Records for this exercise >>

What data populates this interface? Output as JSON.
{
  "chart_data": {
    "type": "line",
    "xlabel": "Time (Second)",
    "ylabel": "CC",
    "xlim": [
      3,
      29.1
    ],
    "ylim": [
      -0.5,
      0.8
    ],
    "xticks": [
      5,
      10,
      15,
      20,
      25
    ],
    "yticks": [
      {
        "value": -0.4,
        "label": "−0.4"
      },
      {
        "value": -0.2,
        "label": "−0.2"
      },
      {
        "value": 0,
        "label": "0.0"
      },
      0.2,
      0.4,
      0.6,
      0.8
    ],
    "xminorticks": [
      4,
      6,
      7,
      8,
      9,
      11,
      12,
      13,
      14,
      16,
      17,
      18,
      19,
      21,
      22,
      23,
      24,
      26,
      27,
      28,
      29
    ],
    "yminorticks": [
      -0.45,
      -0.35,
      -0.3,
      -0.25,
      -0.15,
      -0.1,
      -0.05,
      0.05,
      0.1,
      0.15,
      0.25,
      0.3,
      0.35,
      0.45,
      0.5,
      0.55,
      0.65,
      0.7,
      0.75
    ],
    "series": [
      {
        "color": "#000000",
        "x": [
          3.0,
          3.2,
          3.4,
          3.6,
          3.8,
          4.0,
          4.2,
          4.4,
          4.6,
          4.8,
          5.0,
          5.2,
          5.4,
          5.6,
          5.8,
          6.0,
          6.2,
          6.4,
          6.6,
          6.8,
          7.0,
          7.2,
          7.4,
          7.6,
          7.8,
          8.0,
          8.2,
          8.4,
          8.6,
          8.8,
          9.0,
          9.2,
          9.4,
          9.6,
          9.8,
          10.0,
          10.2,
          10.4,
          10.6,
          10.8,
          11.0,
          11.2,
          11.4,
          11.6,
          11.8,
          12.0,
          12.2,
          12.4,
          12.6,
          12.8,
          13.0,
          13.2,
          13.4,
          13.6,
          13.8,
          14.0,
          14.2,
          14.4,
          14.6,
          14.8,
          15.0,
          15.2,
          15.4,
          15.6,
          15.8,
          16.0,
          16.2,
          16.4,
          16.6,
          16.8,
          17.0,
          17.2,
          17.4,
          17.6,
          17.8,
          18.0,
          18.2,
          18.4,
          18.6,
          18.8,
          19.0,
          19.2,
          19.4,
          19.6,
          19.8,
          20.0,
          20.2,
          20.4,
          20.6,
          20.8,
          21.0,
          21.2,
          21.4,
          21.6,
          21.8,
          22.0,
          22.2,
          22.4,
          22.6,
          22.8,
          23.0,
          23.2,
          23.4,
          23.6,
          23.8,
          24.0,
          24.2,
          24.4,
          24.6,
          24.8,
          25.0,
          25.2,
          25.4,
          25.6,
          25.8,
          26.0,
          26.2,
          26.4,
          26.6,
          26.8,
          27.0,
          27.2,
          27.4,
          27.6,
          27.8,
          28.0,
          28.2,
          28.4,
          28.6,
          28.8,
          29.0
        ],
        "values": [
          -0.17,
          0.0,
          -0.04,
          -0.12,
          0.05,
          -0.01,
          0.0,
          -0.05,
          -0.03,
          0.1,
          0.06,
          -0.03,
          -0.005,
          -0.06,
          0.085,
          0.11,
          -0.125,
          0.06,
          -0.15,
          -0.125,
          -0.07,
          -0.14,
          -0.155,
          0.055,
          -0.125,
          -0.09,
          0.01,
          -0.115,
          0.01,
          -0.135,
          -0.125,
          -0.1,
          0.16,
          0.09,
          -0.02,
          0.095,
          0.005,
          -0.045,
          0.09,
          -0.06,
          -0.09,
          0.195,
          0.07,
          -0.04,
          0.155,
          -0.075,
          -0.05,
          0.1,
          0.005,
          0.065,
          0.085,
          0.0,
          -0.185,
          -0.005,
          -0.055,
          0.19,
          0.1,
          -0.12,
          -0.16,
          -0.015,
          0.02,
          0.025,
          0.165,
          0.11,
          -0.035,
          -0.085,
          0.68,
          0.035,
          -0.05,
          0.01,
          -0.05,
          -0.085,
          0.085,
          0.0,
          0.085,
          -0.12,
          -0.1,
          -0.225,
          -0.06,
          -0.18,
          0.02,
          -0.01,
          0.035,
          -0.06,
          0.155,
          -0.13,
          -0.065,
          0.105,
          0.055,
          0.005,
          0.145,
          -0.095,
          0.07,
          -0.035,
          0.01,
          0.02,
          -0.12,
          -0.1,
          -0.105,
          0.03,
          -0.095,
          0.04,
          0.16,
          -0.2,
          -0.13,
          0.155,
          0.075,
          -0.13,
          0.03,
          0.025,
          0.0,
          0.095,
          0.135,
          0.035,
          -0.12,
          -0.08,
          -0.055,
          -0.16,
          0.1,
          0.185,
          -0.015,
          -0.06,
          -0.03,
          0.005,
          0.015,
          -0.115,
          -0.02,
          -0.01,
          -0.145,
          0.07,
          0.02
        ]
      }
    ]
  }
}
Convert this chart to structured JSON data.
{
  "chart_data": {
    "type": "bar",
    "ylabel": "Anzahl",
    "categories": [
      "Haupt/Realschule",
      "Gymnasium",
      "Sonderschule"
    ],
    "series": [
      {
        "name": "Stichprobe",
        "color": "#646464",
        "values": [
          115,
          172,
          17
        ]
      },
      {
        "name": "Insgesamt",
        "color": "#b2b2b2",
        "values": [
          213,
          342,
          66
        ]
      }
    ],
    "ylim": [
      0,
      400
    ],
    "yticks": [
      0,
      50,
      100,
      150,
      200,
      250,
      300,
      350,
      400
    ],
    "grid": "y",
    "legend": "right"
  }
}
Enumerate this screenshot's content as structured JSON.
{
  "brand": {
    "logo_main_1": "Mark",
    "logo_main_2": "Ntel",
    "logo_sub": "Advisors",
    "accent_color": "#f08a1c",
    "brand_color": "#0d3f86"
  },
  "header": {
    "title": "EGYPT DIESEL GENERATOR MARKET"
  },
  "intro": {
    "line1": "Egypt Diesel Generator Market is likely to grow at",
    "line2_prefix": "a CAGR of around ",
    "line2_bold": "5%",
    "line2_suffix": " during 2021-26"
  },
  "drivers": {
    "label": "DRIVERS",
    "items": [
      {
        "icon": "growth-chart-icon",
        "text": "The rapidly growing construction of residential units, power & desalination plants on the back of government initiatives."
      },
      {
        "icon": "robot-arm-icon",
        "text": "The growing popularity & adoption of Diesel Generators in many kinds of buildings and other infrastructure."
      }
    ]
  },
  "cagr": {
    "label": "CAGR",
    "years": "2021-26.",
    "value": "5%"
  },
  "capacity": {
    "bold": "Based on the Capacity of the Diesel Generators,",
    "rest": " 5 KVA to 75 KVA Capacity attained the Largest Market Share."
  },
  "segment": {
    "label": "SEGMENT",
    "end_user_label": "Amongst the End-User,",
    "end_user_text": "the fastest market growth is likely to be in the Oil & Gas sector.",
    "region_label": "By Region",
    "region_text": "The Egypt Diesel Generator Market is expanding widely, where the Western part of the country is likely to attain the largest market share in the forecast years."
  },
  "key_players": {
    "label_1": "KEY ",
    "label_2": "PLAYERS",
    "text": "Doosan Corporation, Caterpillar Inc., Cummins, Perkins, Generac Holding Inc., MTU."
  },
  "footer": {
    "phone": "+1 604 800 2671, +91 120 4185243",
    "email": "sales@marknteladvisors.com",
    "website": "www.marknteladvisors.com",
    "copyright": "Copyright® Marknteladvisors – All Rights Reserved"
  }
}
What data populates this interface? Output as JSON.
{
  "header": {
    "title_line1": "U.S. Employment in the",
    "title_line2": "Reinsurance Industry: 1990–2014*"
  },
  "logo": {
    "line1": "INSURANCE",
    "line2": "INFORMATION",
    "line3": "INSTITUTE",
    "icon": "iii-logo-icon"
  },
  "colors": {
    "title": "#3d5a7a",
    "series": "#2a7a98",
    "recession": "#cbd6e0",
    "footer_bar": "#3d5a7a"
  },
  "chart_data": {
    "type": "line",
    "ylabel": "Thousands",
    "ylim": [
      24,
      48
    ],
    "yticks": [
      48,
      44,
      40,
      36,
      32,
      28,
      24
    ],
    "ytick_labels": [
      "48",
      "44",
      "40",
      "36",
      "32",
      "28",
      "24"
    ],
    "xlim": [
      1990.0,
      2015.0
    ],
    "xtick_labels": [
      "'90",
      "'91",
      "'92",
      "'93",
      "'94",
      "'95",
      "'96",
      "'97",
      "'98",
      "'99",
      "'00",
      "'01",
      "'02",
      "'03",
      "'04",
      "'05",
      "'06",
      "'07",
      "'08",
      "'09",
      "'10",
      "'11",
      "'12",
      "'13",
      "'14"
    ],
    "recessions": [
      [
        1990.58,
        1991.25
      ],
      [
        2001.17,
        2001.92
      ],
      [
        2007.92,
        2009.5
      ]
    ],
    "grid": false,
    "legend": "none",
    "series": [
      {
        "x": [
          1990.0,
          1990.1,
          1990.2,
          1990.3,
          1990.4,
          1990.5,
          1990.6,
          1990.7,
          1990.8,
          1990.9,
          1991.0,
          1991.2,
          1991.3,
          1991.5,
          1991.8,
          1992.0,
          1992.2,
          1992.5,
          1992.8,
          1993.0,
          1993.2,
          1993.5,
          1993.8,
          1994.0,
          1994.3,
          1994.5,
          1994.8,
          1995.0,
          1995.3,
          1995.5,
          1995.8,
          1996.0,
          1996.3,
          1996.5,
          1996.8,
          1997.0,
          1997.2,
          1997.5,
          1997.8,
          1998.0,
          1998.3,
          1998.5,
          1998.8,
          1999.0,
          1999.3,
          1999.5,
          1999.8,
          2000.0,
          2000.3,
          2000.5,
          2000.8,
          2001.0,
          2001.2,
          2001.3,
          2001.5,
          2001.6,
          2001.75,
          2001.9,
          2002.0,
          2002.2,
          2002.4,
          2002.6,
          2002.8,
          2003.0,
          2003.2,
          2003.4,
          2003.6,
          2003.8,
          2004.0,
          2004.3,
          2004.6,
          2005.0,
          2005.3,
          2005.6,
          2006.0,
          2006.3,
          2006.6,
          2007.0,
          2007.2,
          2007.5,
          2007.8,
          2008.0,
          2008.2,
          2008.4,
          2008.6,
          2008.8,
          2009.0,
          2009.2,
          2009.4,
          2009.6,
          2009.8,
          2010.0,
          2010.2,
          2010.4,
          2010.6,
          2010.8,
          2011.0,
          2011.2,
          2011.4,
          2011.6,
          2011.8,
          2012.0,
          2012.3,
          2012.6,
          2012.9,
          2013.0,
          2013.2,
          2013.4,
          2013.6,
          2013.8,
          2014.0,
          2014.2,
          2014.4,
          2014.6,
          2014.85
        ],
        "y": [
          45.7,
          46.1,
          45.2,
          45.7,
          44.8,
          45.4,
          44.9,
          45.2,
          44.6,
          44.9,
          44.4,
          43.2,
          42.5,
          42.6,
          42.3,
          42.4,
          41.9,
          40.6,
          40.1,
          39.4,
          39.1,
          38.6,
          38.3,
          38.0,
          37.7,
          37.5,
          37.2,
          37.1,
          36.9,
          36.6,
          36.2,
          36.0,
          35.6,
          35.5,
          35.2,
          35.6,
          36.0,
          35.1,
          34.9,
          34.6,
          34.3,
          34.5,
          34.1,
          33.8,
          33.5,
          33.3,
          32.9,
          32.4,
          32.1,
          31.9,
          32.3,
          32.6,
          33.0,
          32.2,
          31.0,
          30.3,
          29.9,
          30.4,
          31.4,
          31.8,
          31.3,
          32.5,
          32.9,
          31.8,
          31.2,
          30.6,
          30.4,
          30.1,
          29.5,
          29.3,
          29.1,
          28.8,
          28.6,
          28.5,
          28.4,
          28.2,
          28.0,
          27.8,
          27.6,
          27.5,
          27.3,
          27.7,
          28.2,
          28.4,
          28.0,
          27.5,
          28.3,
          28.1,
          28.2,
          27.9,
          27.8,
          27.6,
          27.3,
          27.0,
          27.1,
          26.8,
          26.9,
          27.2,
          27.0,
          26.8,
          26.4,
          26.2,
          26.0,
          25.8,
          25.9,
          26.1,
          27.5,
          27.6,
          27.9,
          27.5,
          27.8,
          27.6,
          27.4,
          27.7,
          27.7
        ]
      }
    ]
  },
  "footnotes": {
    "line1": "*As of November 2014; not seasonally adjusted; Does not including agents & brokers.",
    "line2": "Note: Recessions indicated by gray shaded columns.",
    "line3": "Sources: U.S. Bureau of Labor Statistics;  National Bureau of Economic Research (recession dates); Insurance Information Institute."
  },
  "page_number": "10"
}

What is being asked >>
Check each line of the records for "growing" and copy the ones that contain it.

The response >>
        "text": "The rapidly growing construction of residential units, power & desalination plants on the back of government initiatives."
        "text": "The growing popularity & adoption of Diesel Generators in many kinds of buildings and other infrastructure."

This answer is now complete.